TASK –
Rewrite the stretch of records from the line containing "y-right-tick-label: 10% [950, 419, 1006, 450]" through the line containing "y-left-tick-label: 100 [57, 467, 104, 498]", renaming "bottom-rule" as "baseline-rule" and leaving every other part of those lines unchanged.

★ ★ ★ ★ ★

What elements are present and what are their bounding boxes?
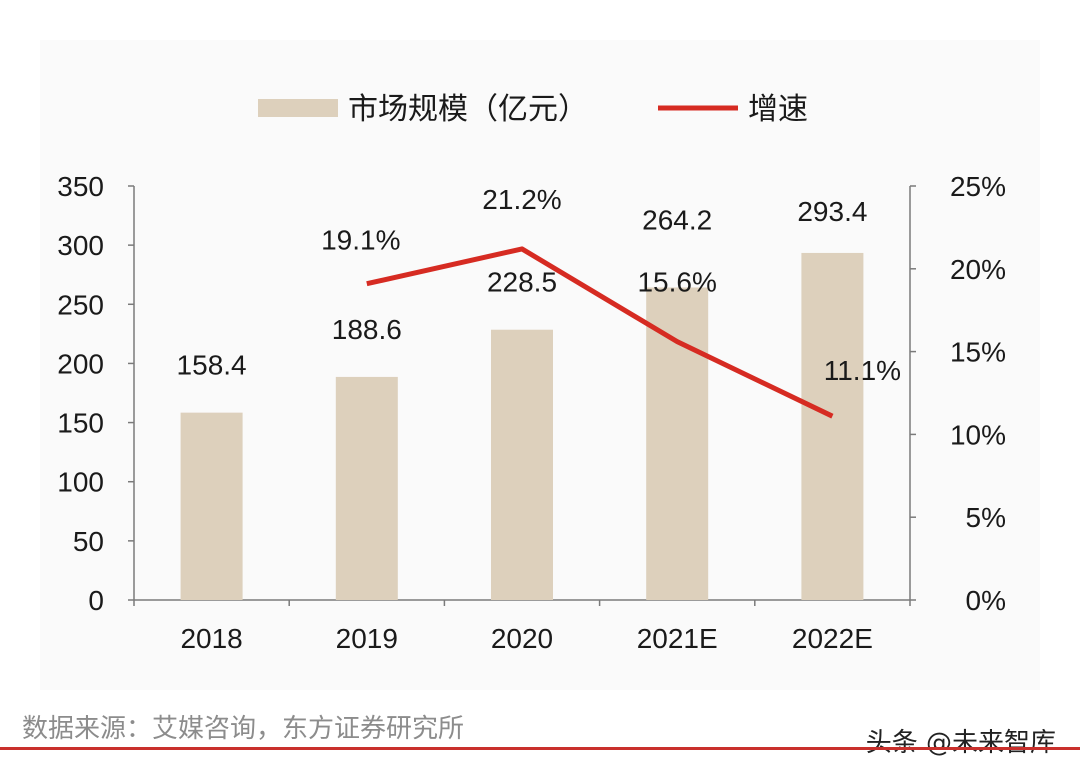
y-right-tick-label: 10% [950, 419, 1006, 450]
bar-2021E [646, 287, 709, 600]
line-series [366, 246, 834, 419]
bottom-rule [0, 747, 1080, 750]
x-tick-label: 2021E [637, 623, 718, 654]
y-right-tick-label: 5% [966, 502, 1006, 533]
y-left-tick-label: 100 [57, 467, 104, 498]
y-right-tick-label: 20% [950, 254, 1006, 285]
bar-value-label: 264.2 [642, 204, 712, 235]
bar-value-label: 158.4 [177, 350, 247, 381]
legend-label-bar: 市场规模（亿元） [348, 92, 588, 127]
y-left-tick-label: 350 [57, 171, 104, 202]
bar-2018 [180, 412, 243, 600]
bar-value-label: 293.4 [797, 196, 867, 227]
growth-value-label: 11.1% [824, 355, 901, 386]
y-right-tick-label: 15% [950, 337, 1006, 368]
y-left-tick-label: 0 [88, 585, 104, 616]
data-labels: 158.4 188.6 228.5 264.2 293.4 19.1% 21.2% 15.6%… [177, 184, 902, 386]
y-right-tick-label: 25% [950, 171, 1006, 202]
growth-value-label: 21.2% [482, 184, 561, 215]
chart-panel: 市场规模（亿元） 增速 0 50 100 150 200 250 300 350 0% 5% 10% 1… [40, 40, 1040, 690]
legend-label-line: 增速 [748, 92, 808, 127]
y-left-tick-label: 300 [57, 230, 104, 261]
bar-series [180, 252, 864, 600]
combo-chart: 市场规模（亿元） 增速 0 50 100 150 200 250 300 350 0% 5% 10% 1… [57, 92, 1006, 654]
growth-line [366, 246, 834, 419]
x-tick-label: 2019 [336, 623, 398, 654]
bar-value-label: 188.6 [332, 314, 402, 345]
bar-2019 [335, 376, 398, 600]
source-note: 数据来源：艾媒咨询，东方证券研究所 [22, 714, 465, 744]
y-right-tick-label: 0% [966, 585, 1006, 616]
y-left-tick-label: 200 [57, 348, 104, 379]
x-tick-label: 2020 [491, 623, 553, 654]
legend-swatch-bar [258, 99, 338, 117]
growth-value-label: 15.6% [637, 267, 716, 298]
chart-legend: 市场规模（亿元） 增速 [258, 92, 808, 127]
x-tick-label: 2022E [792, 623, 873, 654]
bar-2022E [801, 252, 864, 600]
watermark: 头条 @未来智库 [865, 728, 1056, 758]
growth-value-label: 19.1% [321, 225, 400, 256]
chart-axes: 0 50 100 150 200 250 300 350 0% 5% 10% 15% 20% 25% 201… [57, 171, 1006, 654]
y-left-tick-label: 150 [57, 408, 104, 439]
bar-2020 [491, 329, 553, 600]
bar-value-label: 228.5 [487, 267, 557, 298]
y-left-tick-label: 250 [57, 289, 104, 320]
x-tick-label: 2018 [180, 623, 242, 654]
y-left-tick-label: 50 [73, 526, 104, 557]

★ ★ ★ ★ ★

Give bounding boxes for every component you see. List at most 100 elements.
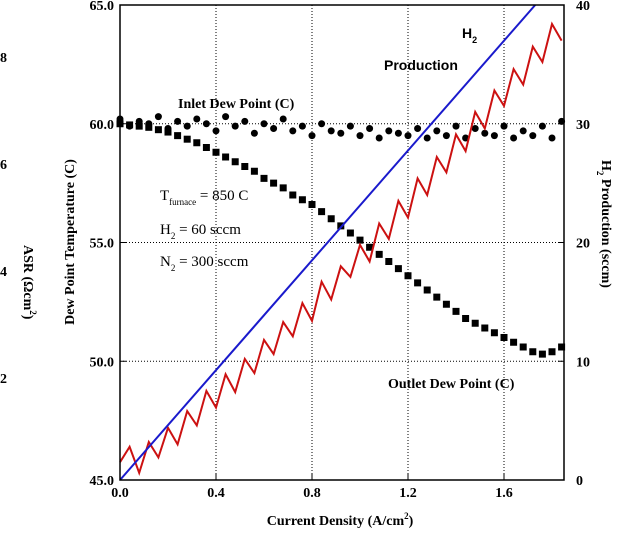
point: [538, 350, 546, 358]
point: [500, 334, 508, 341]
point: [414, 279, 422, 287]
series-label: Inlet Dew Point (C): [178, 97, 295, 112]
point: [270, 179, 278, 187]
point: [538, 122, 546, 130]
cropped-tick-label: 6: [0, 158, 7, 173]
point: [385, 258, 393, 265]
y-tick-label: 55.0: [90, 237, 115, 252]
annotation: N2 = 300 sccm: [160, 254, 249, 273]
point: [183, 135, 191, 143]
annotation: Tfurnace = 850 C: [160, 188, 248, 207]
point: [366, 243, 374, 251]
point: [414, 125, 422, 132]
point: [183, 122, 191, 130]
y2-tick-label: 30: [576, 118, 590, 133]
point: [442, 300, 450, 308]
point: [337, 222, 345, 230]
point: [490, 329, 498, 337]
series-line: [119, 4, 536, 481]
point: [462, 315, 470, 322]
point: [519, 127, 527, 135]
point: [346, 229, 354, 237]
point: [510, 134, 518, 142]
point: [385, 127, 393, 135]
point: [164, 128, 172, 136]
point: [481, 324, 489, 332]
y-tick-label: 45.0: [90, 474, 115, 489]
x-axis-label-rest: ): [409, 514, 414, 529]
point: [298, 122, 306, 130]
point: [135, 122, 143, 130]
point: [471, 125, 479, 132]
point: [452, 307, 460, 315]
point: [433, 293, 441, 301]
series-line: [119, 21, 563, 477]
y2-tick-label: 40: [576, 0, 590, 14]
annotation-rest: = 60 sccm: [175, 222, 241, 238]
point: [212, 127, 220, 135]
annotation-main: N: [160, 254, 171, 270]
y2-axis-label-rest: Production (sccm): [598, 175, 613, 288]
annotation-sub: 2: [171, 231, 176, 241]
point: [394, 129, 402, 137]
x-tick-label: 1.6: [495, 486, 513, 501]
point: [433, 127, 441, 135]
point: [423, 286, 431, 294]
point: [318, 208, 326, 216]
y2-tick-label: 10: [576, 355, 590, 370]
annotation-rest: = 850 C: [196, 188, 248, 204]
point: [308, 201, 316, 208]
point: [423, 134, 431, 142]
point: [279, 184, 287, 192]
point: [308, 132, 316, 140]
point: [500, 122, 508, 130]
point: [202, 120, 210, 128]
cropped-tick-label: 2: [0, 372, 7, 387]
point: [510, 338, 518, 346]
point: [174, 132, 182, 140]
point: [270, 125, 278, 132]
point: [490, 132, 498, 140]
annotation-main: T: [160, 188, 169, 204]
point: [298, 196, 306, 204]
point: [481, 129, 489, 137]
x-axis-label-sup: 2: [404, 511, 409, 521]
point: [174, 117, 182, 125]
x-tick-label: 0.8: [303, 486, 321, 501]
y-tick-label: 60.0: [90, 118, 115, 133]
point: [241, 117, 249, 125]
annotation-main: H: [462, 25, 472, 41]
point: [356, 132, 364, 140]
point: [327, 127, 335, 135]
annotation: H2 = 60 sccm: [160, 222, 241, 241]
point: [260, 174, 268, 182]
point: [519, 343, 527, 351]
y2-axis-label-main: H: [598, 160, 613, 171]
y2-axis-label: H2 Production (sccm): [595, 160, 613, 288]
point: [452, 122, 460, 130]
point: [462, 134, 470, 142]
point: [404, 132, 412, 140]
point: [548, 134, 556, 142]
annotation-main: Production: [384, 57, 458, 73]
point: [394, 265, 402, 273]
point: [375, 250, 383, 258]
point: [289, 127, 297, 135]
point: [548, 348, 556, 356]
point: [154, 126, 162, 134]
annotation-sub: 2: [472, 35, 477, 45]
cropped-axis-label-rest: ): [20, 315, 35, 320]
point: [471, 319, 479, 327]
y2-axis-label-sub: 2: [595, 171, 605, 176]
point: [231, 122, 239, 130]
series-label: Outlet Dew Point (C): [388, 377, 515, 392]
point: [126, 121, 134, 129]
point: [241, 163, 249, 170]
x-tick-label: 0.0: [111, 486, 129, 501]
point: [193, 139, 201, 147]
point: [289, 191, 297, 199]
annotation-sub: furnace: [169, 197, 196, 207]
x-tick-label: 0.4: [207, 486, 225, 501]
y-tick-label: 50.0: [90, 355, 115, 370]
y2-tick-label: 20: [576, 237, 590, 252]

★ ★ ★ ★ ★

EXERCISE RESPONSE –
y-right-tick-label: 10% [950, 419, 1006, 450]
bar-2021E [646, 287, 709, 600]
line-series [366, 246, 834, 419]
baseline-rule [0, 747, 1080, 750]
x-tick-label: 2021E [637, 623, 718, 654]
y-right-tick-label: 5% [966, 502, 1006, 533]
y-left-tick-label: 100 [57, 467, 104, 498]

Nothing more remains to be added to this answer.